TASK DETAILS
Pick out each line below containing "icon".

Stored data
** BEGIN **
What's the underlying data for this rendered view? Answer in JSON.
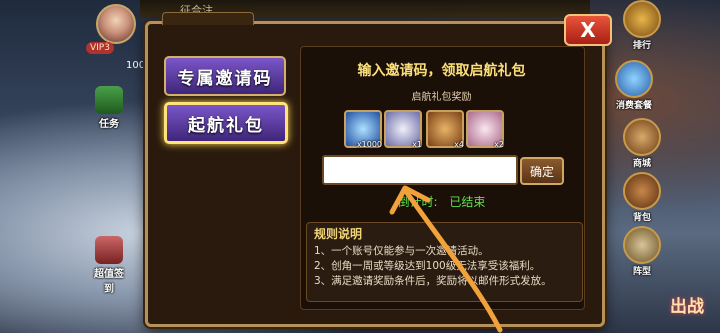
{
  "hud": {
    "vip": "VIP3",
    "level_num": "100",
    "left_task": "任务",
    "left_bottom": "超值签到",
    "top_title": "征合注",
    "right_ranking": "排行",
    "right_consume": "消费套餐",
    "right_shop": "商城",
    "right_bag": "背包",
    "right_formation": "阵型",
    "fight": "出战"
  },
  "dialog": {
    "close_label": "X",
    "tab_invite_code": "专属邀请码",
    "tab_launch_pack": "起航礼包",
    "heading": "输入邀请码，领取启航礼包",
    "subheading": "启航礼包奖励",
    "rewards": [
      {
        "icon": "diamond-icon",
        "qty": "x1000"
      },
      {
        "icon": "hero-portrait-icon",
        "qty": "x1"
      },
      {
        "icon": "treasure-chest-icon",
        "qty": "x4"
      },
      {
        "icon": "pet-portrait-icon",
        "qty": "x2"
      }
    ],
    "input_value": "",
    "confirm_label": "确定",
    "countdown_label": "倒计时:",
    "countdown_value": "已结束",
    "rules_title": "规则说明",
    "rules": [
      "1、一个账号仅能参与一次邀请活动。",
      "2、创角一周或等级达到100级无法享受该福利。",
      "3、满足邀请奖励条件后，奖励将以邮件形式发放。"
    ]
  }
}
** END **
** BEGIN **
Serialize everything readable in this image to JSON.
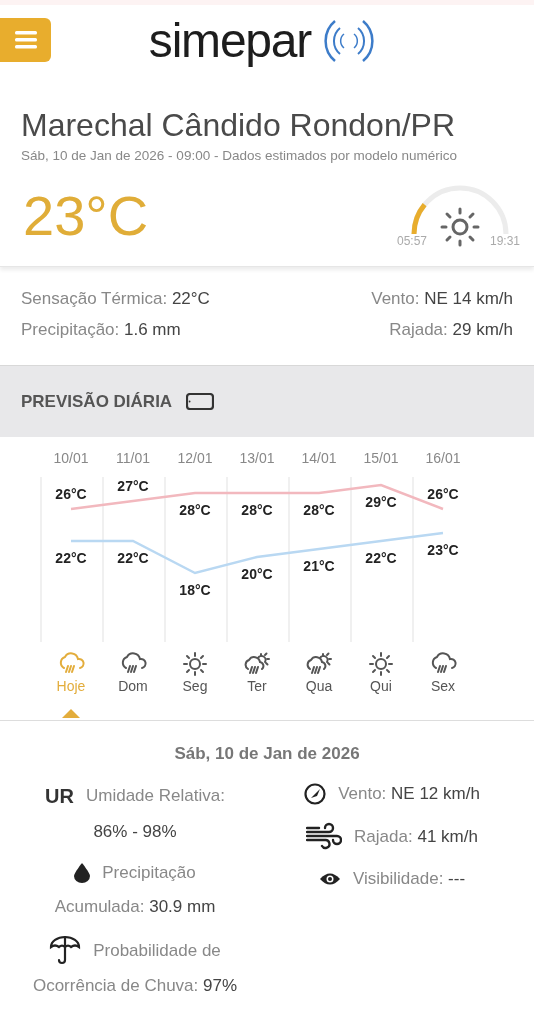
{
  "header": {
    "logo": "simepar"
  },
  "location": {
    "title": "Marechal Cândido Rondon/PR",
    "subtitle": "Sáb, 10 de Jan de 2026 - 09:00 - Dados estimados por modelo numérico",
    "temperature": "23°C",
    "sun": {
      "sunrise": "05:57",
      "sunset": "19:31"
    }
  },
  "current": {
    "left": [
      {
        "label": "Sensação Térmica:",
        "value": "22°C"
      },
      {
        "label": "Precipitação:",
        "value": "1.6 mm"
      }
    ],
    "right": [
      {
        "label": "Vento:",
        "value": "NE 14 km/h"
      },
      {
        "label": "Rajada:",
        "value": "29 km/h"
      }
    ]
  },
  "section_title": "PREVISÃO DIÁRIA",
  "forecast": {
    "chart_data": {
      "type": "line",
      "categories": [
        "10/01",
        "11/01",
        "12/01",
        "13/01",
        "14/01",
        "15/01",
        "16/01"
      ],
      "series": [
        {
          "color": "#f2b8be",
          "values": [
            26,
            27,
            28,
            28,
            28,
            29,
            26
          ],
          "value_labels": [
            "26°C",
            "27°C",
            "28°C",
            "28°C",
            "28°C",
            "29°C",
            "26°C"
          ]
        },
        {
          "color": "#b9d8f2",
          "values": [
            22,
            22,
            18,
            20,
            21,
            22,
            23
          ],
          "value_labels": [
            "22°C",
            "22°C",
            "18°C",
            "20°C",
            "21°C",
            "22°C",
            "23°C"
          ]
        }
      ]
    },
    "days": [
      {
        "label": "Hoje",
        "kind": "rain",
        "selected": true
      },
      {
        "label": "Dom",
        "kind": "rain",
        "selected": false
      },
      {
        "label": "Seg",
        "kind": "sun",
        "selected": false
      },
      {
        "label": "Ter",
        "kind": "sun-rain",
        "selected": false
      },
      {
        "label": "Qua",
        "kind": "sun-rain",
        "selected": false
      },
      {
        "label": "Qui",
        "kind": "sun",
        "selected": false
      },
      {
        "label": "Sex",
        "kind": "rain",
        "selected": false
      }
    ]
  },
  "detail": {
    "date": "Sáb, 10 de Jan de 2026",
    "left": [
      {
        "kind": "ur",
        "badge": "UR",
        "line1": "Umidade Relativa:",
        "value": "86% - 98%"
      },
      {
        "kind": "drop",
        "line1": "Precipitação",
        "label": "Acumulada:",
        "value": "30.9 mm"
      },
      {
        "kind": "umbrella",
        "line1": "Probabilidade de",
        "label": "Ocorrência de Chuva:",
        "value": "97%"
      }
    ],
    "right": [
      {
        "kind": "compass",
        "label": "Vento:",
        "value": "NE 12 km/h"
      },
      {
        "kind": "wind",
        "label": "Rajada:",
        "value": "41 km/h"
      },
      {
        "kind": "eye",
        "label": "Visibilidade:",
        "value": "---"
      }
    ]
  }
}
** END **
COMPLETE OUTPUT
        "icon": "diamond-icon",
        "icon": "hero-portrait-icon",
        "icon": "treasure-chest-icon",
        "icon": "pet-portrait-icon",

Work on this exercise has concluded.